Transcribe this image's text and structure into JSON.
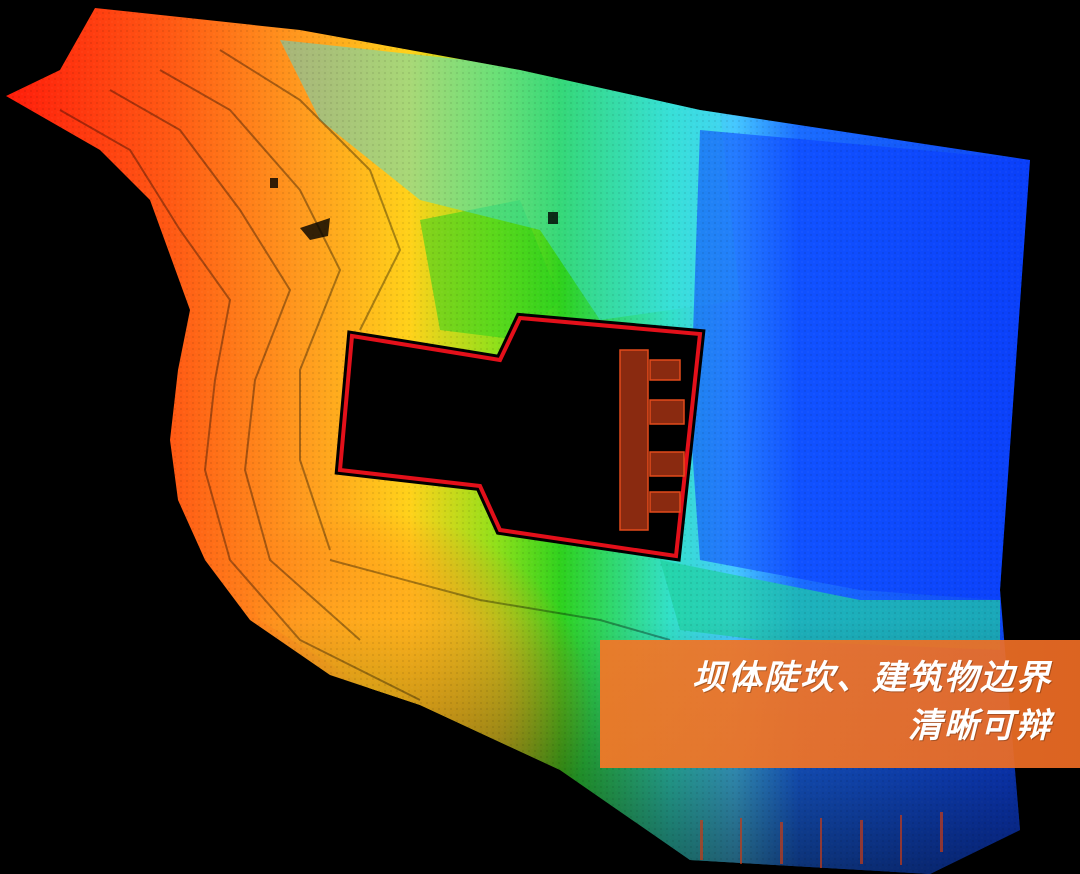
{
  "scene": {
    "subject": "point-cloud-elevation-render",
    "colors": {
      "background": "#000000",
      "high": "#ff1a0a",
      "mid_high": "#ff8a1c",
      "mid": "#ffe01a",
      "mid_low": "#2ed11e",
      "low": "#28d8e8",
      "lowest": "#0a3cff",
      "outline": "#e3101a"
    }
  },
  "caption": {
    "line1": "坝体陡坎、建筑物边界",
    "line2": "清晰可辩",
    "background_color": "#f07828"
  }
}
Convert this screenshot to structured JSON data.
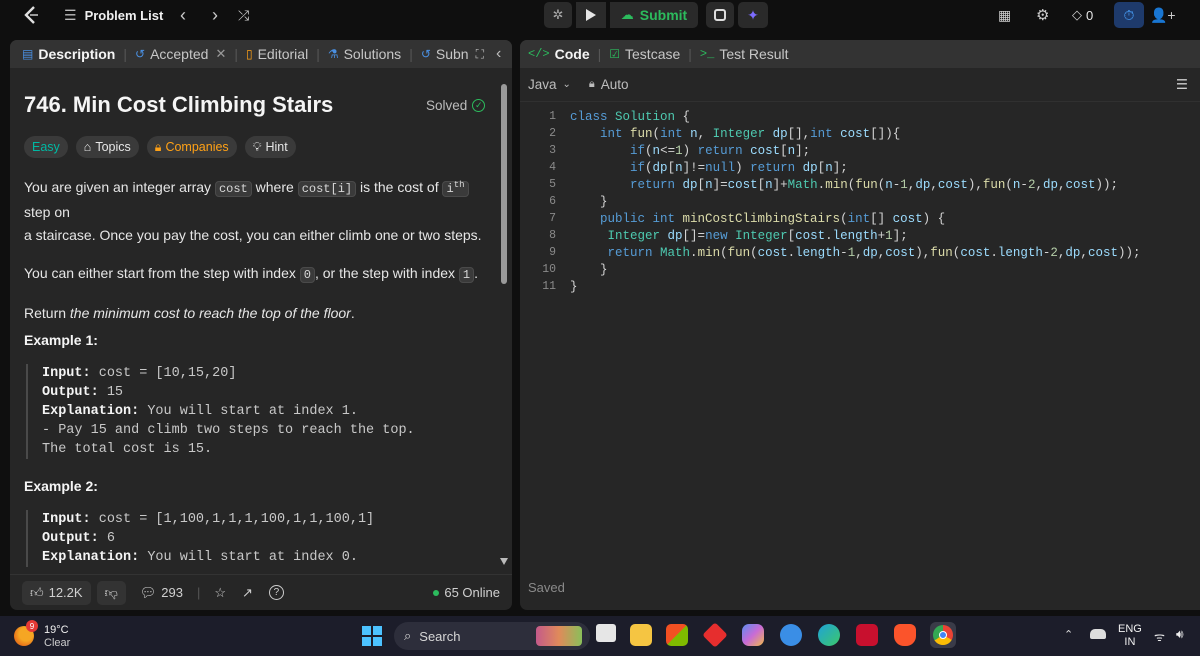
{
  "topbar": {
    "problem_list": "Problem List",
    "submit": "Submit",
    "streak": "0"
  },
  "left_tabs": {
    "description": "Description",
    "accepted": "Accepted",
    "editorial": "Editorial",
    "solutions": "Solutions",
    "submissions": "Subn"
  },
  "problem": {
    "title": "746. Min Cost Climbing Stairs",
    "status": "Solved",
    "difficulty": "Easy",
    "topics": "Topics",
    "companies": "Companies",
    "hint": "Hint",
    "p1_a": "You are given an integer array",
    "p1_code1": "cost",
    "p1_b": "where",
    "p1_code2": "cost[i]",
    "p1_c": "is the cost of",
    "p1_code3": "i",
    "p1_sup": "th",
    "p1_d": "step on",
    "p1_e": "a staircase. Once you pay the cost, you can either climb one or two steps.",
    "p2_a": "You can either start from the step with index",
    "p2_code1": "0",
    "p2_b": ", or the step with index",
    "p2_code2": "1",
    "p2_c": ".",
    "p3_a": "Return",
    "p3_em": "the minimum cost to reach the top of the floor",
    "p3_b": ".",
    "ex1_title": "Example 1:",
    "ex1_input_label": "Input:",
    "ex1_input": "cost = [10,15,20]",
    "ex1_output_label": "Output:",
    "ex1_output": "15",
    "ex1_expl_label": "Explanation:",
    "ex1_expl": "You will start at index 1.",
    "ex1_expl2": "- Pay 15 and climb two steps to reach the top.",
    "ex1_expl3": "The total cost is 15.",
    "ex2_title": "Example 2:",
    "ex2_input_label": "Input:",
    "ex2_input": "cost = [1,100,1,1,1,100,1,1,100,1]",
    "ex2_output_label": "Output:",
    "ex2_output": "6",
    "ex2_expl_label": "Explanation:",
    "ex2_expl": "You will start at index 0."
  },
  "left_footer": {
    "likes": "12.2K",
    "comments": "293",
    "online": "65 Online"
  },
  "code_tabs": {
    "code": "Code",
    "testcase": "Testcase",
    "result": "Test Result"
  },
  "editor": {
    "language": "Java",
    "mode": "Auto",
    "status": "Saved",
    "line_numbers": [
      "1",
      "2",
      "3",
      "4",
      "5",
      "6",
      "7",
      "8",
      "9",
      "10",
      "11"
    ]
  },
  "taskbar": {
    "weather_temp": "19°C",
    "weather_desc": "Clear",
    "weather_badge": "9",
    "search": "Search",
    "lang1": "ENG",
    "lang2": "IN"
  },
  "colors": {
    "accent_green": "#2cbb5d",
    "easy": "#00b8a3",
    "companies": "#ffa116"
  }
}
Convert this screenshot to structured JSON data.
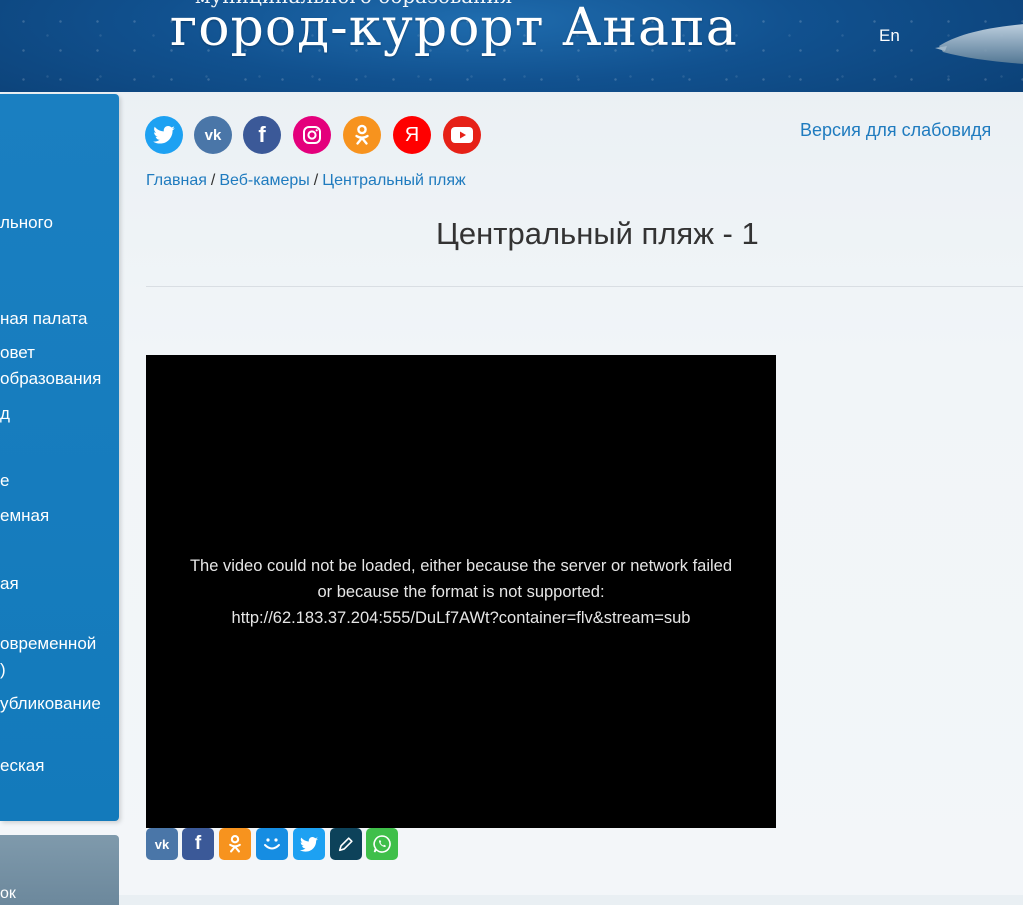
{
  "header": {
    "subtitle": "муниципального образования",
    "title": "город-курорт Анапа",
    "lang_link": "En"
  },
  "sidebar": {
    "items": [
      {
        "label": "льного"
      },
      {
        "label": "ная палата"
      },
      {
        "label": "овет"
      },
      {
        "label": "образования"
      },
      {
        "label": "д"
      },
      {
        "label": "е"
      },
      {
        "label": "емная"
      },
      {
        "label": "ая"
      },
      {
        "label": "овременной"
      },
      {
        "label": ")"
      },
      {
        "label": "убликование"
      },
      {
        "label": "еская"
      }
    ],
    "bottom_label": "ок"
  },
  "social": {
    "icons": [
      {
        "name": "twitter",
        "glyph": "🐦",
        "color": "#1da1f2"
      },
      {
        "name": "vk",
        "glyph": "vk",
        "color": "#4a76a8"
      },
      {
        "name": "facebook",
        "glyph": "f",
        "color": "#3b5998"
      },
      {
        "name": "instagram",
        "glyph": "◎",
        "color": "#e4007c"
      },
      {
        "name": "odnoklassniki",
        "glyph": "ок",
        "color": "#f7931e"
      },
      {
        "name": "yandex",
        "glyph": "Я",
        "color": "#ff0000"
      },
      {
        "name": "youtube",
        "glyph": "▶",
        "color": "#e62117"
      }
    ],
    "low_vision_link": "Версия для слабовидя"
  },
  "breadcrumb": {
    "home": "Главная",
    "section": "Веб-камеры",
    "current": "Центральный пляж",
    "separator": "/"
  },
  "page_title": "Центральный пляж - 1",
  "video": {
    "error_line1": "The video could not be loaded, either because the server or network failed",
    "error_line2": "or because the format is not supported:",
    "error_line3": "http://62.183.37.204:555/DuLf7AWt?container=flv&stream=sub"
  },
  "share": {
    "buttons": [
      {
        "name": "vk",
        "glyph": "vk",
        "color": "#4a76a8"
      },
      {
        "name": "facebook",
        "glyph": "f",
        "color": "#3b5998"
      },
      {
        "name": "odnoklassniki",
        "glyph": "ок",
        "color": "#f7931e"
      },
      {
        "name": "moimir",
        "glyph": "☺",
        "color": "#168de2"
      },
      {
        "name": "twitter",
        "glyph": "🐦",
        "color": "#1da1f2"
      },
      {
        "name": "livejournal",
        "glyph": "✎",
        "color": "#0d425a"
      },
      {
        "name": "whatsapp",
        "glyph": "✆",
        "color": "#3fbf4a"
      }
    ]
  }
}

— STATED TASK —
Where does the word "with" appear? Return each line that holds it.

— FINISHED EXERCISE —
    "p2_a": "You can either start from the step with index",
    "p2_b": ", or the step with index",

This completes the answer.